Pictures within the data are to be left out; everything else must be reproduced exactly.

[Dataset items]
──────

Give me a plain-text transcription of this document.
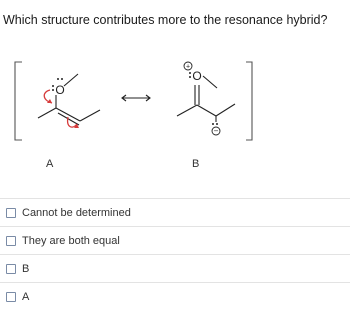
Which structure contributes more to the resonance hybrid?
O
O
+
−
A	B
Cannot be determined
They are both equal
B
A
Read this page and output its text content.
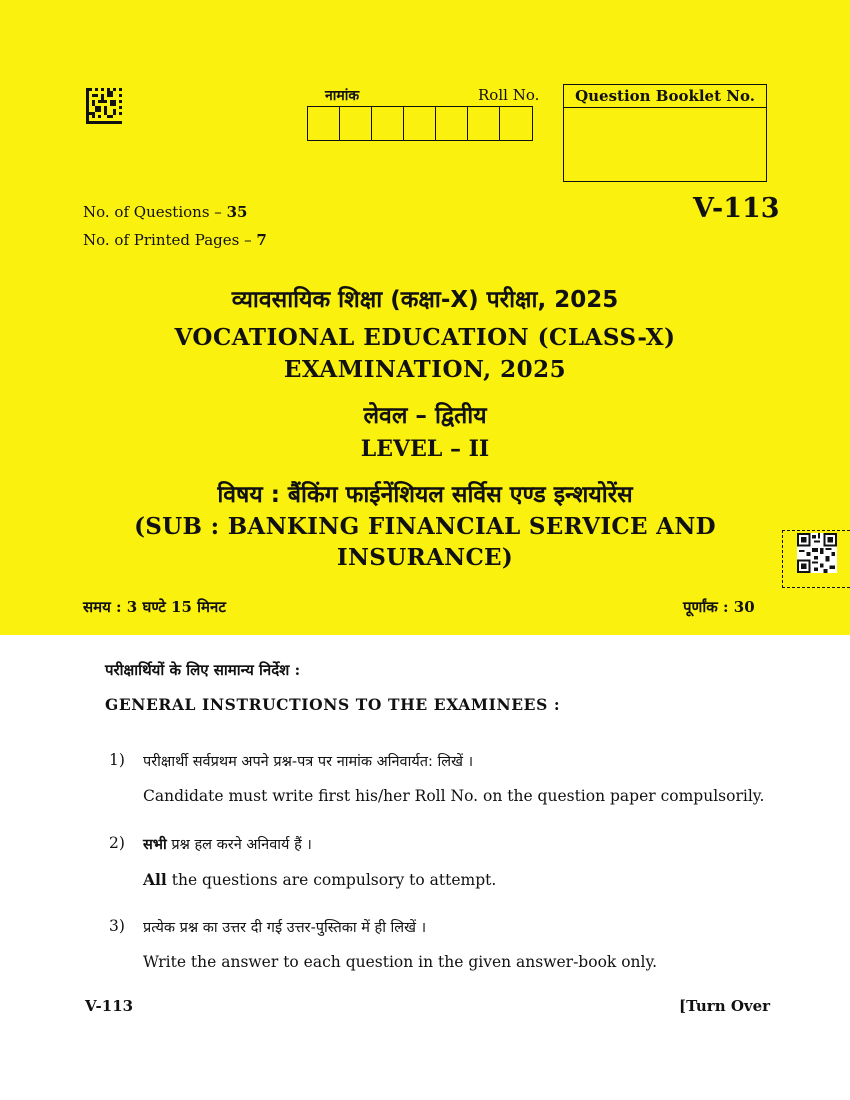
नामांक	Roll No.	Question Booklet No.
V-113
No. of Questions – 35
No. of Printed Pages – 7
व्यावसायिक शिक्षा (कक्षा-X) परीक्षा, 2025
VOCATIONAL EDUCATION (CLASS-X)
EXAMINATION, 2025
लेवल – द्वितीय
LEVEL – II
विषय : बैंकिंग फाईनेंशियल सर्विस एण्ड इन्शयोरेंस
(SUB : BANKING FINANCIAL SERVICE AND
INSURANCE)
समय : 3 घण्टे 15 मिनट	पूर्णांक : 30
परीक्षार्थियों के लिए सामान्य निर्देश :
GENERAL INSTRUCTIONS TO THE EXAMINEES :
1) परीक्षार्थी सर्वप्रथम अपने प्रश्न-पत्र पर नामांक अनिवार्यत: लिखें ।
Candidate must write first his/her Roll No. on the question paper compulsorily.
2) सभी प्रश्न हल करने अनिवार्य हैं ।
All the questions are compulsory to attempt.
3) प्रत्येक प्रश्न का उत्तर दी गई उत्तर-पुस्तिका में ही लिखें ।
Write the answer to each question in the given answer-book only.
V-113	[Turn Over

──────

## Solution for this problem
Give me a plain-text transcription of this document.
Which structure contributes more to the resonance hybrid?
O
O
+
−
A	B
Cannot be determined
They are both equal
B
A
Read this page and output its text content.
नामांक	Roll No.	Question Booklet No.
V-113
No. of Questions – 35
No. of Printed Pages – 7
व्यावसायिक शिक्षा (कक्षा-X) परीक्षा, 2025
VOCATIONAL EDUCATION (CLASS-X)
EXAMINATION, 2025
लेवल – द्वितीय
LEVEL – II
विषय : बैंकिंग फाईनेंशियल सर्विस एण्ड इन्शयोरेंस
(SUB : BANKING FINANCIAL SERVICE AND
INSURANCE)
समय : 3 घण्टे 15 मिनट	पूर्णांक : 30
परीक्षार्थियों के लिए सामान्य निर्देश :
GENERAL INSTRUCTIONS TO THE EXAMINEES :
1) परीक्षार्थी सर्वप्रथम अपने प्रश्न-पत्र पर नामांक अनिवार्यत: लिखें ।
Candidate must write first his/her Roll No. on the question paper compulsorily.
2) सभी प्रश्न हल करने अनिवार्य हैं ।
All the questions are compulsory to attempt.
3) प्रत्येक प्रश्न का उत्तर दी गई उत्तर-पुस्तिका में ही लिखें ।
Write the answer to each question in the given answer-book only.
V-113	[Turn Over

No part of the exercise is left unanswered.